**GIVEN TASK**
Gather all lines in the entries below that include the word "this".

**SUPPLIED DATA**
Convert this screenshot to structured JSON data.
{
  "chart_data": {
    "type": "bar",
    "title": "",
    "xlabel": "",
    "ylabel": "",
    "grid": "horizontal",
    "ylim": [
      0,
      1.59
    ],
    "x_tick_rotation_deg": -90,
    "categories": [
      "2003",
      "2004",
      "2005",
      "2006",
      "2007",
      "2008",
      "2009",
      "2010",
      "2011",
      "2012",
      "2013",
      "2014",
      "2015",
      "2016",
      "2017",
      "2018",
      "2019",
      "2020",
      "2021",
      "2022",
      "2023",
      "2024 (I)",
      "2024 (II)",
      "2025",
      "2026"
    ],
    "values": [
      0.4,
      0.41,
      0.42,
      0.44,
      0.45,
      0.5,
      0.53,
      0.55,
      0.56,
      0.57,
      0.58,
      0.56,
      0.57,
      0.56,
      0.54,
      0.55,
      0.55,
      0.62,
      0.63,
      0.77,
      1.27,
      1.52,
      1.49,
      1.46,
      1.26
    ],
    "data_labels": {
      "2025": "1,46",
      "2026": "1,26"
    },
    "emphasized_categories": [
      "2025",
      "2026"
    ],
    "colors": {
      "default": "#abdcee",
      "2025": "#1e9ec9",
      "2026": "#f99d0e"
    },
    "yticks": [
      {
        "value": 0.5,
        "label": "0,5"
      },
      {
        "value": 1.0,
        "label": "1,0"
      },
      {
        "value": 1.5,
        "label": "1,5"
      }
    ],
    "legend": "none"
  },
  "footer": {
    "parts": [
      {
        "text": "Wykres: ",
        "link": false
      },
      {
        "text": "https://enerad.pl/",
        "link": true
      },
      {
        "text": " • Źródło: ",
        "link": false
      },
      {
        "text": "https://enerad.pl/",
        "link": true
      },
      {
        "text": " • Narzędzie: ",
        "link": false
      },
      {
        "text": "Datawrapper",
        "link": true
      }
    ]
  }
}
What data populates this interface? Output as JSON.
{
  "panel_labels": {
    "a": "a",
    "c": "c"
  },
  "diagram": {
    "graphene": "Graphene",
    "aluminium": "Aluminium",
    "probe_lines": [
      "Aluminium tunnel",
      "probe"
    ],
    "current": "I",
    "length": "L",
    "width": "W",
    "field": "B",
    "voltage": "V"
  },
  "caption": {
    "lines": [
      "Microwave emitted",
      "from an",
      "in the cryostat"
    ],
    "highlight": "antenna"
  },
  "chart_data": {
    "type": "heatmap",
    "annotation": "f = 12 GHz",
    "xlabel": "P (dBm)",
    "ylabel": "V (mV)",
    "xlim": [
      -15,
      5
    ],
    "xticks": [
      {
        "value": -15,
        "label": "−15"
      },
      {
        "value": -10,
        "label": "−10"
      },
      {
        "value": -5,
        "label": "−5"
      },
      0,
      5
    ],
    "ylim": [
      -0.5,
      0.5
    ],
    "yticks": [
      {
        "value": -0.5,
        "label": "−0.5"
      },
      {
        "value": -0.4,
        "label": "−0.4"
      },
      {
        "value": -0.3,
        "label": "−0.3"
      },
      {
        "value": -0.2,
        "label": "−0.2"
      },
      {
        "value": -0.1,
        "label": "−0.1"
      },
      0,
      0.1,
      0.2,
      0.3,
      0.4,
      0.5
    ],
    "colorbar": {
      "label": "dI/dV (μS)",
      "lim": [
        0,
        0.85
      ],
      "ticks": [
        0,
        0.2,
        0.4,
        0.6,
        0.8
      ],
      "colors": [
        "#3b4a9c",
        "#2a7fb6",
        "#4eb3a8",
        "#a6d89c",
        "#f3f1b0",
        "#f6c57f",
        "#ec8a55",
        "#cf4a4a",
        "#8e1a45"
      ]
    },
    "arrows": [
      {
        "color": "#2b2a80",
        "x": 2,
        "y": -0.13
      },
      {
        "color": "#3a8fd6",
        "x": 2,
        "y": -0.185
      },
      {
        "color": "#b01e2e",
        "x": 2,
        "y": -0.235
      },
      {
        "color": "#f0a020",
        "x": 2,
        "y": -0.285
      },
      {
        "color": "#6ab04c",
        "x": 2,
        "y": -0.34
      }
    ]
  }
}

**IN RESPONSE**
Convert this screenshot to structured JSON data.
What data populates this interface? Output as JSON.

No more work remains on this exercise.